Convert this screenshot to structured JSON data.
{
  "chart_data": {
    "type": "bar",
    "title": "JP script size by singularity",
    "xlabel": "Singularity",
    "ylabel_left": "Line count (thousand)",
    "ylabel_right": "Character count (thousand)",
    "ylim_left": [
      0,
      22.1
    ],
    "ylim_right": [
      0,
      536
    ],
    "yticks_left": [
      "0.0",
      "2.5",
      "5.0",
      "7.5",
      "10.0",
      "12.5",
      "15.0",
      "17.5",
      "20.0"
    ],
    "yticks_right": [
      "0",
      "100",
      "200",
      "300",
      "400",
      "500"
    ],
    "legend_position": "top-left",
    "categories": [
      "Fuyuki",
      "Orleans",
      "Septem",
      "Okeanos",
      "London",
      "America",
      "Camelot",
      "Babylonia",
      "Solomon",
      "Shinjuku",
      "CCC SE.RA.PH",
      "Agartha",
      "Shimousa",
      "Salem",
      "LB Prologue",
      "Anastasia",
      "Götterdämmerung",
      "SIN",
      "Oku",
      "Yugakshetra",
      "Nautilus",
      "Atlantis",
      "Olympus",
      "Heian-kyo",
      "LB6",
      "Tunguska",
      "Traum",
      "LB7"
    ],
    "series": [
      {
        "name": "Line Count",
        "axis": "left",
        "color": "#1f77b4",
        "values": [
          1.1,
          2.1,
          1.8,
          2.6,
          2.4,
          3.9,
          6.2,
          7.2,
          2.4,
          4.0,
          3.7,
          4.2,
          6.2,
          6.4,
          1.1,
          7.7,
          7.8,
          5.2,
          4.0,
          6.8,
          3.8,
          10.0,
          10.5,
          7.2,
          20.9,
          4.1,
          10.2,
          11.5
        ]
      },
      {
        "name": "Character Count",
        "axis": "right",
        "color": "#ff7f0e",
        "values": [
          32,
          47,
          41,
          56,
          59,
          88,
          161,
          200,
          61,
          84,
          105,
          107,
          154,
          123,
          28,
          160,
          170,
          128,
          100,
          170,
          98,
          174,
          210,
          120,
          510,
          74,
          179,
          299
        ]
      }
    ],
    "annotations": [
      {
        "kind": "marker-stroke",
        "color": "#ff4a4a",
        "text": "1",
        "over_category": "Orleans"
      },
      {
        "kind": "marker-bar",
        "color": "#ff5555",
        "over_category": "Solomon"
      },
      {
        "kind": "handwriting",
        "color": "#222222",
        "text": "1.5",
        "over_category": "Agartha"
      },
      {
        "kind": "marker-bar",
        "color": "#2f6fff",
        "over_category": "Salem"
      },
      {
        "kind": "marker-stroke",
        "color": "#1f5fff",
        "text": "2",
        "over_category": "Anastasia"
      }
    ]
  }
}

__________

> _WHAT THE EXERCISE ASKS_: Restate all of the entries exactly, please.

> _COMPLETE RESPONSE_:
Convert this screenshot to structured JSON data.
{
  "chart_data": {
    "type": "bar",
    "title": "JP script size by singularity",
    "xlabel": "Singularity",
    "ylabel_left": "Line count (thousand)",
    "ylabel_right": "Character count (thousand)",
    "ylim_left": [
      0,
      22.1
    ],
    "ylim_right": [
      0,
      536
    ],
    "yticks_left": [
      "0.0",
      "2.5",
      "5.0",
      "7.5",
      "10.0",
      "12.5",
      "15.0",
      "17.5",
      "20.0"
    ],
    "yticks_right": [
      "0",
      "100",
      "200",
      "300",
      "400",
      "500"
    ],
    "legend_position": "top-left",
    "categories": [
      "Fuyuki",
      "Orleans",
      "Septem",
      "Okeanos",
      "London",
      "America",
      "Camelot",
      "Babylonia",
      "Solomon",
      "Shinjuku",
      "CCC SE.RA.PH",
      "Agartha",
      "Shimousa",
      "Salem",
      "LB Prologue",
      "Anastasia",
      "Götterdämmerung",
      "SIN",
      "Oku",
      "Yugakshetra",
      "Nautilus",
      "Atlantis",
      "Olympus",
      "Heian-kyo",
      "LB6",
      "Tunguska",
      "Traum",
      "LB7"
    ],
    "series": [
      {
        "name": "Line Count",
        "axis": "left",
        "color": "#1f77b4",
        "values": [
          1.1,
          2.1,
          1.8,
          2.6,
          2.4,
          3.9,
          6.2,
          7.2,
          2.4,
          4.0,
          3.7,
          4.2,
          6.2,
          6.4,
          1.1,
          7.7,
          7.8,
          5.2,
          4.0,
          6.8,
          3.8,
          10.0,
          10.5,
          7.2,
          20.9,
          4.1,
          10.2,
          11.5
        ]
      },
      {
        "name": "Character Count",
        "axis": "right",
        "color": "#ff7f0e",
        "values": [
          32,
          47,
          41,
          56,
          59,
          88,
          161,
          200,
          61,
          84,
          105,
          107,
          154,
          123,
          28,
          160,
          170,
          128,
          100,
          170,
          98,
          174,
          210,
          120,
          510,
          74,
          179,
          299
        ]
      }
    ],
    "annotations": [
      {
        "kind": "marker-stroke",
        "color": "#ff4a4a",
        "text": "1",
        "over_category": "Orleans"
      },
      {
        "kind": "marker-bar",
        "color": "#ff5555",
        "over_category": "Solomon"
      },
      {
        "kind": "handwriting",
        "color": "#222222",
        "text": "1.5",
        "over_category": "Agartha"
      },
      {
        "kind": "marker-bar",
        "color": "#2f6fff",
        "over_category": "Salem"
      },
      {
        "kind": "marker-stroke",
        "color": "#1f5fff",
        "text": "2",
        "over_category": "Anastasia"
      }
    ]
  }
}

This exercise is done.